▶ Provided data
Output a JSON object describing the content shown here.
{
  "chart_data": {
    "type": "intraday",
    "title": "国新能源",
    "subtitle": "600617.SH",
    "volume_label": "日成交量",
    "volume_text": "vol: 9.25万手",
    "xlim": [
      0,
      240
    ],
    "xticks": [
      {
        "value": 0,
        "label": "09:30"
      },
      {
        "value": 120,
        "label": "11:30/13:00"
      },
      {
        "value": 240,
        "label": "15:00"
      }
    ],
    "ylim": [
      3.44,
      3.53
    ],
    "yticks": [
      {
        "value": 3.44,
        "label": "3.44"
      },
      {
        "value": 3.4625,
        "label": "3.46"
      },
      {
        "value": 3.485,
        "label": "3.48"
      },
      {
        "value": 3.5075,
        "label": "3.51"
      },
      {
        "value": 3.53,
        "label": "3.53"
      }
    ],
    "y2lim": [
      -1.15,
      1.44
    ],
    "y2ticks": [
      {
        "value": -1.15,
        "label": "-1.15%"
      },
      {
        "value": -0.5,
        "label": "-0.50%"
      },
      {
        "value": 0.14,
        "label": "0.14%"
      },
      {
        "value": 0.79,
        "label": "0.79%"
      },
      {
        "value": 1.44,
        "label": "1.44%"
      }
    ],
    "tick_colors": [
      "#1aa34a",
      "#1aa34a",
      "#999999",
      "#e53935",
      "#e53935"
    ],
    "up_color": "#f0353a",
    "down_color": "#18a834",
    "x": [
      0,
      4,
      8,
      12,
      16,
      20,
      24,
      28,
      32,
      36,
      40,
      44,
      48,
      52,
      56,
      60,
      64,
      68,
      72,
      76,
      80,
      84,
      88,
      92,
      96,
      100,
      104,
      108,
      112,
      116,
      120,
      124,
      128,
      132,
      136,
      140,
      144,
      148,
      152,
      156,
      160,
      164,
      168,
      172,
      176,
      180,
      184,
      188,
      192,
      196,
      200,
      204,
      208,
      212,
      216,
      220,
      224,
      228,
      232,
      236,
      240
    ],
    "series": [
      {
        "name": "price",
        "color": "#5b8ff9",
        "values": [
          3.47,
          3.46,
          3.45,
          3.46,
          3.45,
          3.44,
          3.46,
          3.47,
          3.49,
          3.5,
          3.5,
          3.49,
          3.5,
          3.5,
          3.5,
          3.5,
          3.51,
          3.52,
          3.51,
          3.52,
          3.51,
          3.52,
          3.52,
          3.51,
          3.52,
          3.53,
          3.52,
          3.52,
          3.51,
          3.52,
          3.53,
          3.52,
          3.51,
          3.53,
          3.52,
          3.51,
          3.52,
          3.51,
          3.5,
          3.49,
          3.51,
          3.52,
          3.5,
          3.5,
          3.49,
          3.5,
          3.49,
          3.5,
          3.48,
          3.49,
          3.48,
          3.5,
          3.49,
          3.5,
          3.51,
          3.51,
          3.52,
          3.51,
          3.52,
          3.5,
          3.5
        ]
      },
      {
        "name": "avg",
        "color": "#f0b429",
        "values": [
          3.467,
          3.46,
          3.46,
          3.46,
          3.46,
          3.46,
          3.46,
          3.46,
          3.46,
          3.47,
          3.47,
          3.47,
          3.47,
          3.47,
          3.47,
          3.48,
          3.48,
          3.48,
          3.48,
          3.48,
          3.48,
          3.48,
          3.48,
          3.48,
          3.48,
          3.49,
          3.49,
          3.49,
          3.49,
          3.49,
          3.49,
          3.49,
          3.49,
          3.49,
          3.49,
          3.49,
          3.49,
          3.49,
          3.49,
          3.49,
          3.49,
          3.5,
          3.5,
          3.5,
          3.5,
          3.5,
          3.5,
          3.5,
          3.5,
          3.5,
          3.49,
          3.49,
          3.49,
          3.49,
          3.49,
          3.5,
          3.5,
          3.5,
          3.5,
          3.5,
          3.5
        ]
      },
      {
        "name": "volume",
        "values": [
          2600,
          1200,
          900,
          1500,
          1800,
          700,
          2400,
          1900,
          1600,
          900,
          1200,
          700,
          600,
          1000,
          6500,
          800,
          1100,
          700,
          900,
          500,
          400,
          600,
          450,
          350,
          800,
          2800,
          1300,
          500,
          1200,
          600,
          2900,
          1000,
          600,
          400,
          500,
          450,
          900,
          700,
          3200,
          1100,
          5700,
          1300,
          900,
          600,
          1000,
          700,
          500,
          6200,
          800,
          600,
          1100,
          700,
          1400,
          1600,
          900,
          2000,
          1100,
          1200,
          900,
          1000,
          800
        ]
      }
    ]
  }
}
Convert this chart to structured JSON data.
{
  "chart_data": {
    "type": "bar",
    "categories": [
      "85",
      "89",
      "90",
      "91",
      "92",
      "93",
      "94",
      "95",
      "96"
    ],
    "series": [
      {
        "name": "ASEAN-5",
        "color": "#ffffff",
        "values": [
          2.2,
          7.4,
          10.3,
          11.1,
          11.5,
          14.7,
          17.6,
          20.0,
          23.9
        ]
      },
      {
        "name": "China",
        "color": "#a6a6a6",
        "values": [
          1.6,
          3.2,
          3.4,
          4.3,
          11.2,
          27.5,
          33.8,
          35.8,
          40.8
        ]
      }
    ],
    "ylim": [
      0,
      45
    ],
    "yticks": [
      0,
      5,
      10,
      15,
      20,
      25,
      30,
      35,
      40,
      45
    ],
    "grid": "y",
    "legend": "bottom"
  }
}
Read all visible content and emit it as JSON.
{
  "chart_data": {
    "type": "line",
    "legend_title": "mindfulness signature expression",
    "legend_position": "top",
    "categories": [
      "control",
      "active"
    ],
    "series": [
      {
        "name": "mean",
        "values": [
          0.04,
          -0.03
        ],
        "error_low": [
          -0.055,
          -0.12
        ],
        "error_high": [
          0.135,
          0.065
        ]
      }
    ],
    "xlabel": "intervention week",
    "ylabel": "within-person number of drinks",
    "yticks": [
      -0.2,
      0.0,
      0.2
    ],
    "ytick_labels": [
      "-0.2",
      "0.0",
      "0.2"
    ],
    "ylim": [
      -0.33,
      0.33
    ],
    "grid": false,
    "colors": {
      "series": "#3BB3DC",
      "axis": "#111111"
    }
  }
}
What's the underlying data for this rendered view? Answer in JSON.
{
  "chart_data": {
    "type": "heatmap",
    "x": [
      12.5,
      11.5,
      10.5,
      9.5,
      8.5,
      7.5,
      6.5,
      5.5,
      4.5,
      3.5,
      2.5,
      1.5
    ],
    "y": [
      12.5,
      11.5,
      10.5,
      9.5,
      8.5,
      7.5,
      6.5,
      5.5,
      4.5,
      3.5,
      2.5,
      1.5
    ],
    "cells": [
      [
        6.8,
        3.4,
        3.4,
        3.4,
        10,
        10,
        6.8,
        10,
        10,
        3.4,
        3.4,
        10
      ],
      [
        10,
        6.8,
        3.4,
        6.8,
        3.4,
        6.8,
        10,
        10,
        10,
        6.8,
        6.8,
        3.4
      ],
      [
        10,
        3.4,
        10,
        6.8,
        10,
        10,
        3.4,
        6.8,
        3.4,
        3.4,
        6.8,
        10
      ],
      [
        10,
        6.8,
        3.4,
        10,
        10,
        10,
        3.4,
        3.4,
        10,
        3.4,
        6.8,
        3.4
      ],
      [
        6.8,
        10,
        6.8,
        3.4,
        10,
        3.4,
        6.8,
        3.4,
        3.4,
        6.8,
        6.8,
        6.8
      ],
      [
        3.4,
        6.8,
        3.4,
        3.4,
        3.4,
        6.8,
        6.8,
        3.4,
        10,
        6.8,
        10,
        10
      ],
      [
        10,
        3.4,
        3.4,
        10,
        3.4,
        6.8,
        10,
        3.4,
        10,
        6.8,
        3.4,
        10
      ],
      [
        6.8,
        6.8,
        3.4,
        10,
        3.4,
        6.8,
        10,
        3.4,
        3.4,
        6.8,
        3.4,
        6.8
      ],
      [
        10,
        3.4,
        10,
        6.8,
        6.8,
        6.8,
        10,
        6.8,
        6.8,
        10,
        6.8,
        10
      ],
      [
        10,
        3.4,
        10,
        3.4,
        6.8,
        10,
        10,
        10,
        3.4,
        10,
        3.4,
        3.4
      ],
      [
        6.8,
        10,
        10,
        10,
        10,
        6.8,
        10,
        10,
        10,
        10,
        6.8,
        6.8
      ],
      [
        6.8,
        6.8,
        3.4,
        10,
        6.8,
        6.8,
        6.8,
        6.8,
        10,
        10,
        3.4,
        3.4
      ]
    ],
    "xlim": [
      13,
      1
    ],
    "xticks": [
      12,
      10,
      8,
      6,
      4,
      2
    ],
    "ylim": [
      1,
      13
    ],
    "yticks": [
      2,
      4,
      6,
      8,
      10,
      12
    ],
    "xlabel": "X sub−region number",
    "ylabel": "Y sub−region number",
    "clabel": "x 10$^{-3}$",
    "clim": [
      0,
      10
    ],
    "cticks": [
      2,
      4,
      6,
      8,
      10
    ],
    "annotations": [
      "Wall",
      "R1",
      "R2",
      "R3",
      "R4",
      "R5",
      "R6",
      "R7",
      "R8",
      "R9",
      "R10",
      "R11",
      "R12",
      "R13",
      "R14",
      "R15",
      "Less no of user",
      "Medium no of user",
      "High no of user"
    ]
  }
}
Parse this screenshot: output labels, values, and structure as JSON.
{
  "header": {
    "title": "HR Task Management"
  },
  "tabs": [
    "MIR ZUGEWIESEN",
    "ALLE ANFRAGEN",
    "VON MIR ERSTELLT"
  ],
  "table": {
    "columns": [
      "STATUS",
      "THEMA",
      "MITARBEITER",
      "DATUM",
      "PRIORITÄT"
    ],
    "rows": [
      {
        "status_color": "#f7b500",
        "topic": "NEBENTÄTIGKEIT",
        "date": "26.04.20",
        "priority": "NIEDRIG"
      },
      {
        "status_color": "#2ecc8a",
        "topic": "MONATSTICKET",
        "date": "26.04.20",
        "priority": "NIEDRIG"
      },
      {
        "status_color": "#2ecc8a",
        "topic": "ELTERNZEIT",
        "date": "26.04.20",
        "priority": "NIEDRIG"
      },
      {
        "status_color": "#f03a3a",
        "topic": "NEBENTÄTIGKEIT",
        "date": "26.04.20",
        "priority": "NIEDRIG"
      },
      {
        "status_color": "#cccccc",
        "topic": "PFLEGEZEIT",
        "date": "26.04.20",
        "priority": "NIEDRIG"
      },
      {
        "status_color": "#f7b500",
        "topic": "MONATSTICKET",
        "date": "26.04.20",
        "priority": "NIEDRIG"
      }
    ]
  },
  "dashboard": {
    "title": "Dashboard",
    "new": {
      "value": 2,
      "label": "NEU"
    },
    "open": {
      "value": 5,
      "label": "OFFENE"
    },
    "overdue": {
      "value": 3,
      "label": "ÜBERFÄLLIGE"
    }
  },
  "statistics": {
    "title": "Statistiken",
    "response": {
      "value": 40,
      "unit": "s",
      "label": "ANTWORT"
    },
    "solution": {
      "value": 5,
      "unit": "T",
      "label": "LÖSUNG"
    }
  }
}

▶ To do
Copy out every line of the data that includes the word "type".

▶ In response
    "type": "intraday",
    "type": "bar",
    "type": "line",
    "type": "heatmap",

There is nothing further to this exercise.